INFORMATION GIVEN:
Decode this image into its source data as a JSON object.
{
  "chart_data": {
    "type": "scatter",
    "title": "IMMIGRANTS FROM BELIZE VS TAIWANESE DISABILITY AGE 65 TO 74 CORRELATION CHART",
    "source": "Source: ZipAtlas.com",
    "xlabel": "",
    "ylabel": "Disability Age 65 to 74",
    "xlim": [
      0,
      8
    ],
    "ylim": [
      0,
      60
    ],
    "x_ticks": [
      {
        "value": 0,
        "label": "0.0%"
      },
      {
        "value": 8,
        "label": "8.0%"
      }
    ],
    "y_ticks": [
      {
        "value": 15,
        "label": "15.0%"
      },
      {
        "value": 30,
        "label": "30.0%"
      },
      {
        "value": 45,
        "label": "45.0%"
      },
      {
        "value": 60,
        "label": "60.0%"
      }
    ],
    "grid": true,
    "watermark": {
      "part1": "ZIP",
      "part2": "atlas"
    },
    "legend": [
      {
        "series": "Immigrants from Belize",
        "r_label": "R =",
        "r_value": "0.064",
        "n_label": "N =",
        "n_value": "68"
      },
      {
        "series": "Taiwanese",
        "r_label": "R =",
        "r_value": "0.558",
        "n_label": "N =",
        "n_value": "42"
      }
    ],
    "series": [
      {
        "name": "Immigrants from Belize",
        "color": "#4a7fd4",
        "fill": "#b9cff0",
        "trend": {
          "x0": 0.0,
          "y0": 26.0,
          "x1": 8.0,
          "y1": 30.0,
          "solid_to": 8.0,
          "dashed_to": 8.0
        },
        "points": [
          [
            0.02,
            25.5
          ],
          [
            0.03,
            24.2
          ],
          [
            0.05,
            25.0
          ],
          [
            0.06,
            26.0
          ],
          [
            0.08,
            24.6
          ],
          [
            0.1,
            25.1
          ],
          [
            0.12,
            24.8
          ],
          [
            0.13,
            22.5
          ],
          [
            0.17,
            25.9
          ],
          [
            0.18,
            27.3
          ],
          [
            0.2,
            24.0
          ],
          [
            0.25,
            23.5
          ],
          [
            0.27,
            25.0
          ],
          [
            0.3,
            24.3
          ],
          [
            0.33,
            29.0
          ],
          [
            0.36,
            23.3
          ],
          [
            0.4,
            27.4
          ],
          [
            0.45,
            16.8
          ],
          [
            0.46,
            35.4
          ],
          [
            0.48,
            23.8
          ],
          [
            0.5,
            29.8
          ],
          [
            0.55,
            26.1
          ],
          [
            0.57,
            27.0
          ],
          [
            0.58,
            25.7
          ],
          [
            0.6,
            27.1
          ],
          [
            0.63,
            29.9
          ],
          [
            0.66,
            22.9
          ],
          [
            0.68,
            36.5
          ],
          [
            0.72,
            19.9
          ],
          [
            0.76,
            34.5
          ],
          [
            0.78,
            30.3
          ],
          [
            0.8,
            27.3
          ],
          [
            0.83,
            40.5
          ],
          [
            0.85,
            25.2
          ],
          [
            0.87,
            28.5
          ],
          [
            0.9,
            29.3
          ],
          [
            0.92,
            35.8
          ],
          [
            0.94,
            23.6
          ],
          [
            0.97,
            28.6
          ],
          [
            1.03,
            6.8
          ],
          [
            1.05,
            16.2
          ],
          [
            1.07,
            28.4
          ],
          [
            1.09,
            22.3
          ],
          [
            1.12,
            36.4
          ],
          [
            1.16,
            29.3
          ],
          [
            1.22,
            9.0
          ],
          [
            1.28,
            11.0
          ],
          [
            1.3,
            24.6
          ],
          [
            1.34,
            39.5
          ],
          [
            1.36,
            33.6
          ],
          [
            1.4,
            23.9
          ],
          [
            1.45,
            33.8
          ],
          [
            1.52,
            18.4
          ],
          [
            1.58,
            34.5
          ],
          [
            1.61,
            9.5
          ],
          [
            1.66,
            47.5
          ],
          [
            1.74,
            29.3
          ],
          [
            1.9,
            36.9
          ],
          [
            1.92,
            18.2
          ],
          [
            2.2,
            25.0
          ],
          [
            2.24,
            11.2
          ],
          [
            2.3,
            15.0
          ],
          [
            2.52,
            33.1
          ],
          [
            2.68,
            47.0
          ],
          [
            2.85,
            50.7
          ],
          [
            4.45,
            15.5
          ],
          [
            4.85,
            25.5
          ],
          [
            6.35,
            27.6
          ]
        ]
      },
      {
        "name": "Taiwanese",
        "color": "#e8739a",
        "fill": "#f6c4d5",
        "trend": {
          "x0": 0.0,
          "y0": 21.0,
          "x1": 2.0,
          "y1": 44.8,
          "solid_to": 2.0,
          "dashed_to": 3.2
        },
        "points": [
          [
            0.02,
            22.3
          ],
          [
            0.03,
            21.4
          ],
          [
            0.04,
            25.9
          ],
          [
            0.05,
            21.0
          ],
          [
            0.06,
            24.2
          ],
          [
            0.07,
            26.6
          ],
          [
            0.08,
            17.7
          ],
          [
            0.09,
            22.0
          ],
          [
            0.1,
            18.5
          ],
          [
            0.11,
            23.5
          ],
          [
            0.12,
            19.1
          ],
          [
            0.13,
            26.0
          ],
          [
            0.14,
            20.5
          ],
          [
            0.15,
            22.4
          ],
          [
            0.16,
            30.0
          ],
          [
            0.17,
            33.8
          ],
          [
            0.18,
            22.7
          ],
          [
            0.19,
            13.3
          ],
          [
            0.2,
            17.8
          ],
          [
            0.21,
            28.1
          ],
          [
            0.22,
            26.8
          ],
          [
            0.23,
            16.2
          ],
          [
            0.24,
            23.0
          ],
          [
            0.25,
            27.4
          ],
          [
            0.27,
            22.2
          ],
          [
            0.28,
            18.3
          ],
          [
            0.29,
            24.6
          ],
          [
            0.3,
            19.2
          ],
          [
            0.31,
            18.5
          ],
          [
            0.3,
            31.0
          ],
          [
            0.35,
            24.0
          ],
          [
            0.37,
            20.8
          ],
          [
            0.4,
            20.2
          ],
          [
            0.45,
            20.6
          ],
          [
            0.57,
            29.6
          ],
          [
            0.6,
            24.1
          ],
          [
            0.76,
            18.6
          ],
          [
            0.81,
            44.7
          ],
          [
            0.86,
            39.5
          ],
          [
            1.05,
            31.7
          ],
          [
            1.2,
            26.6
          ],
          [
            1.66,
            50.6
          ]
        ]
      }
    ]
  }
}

TASK DETAILS: Search the data for "series" and list every line in which it occurs.

COMPLETED TASK:
        "series": "Immigrants from Belize",
        "series": "Taiwanese",
    "series": [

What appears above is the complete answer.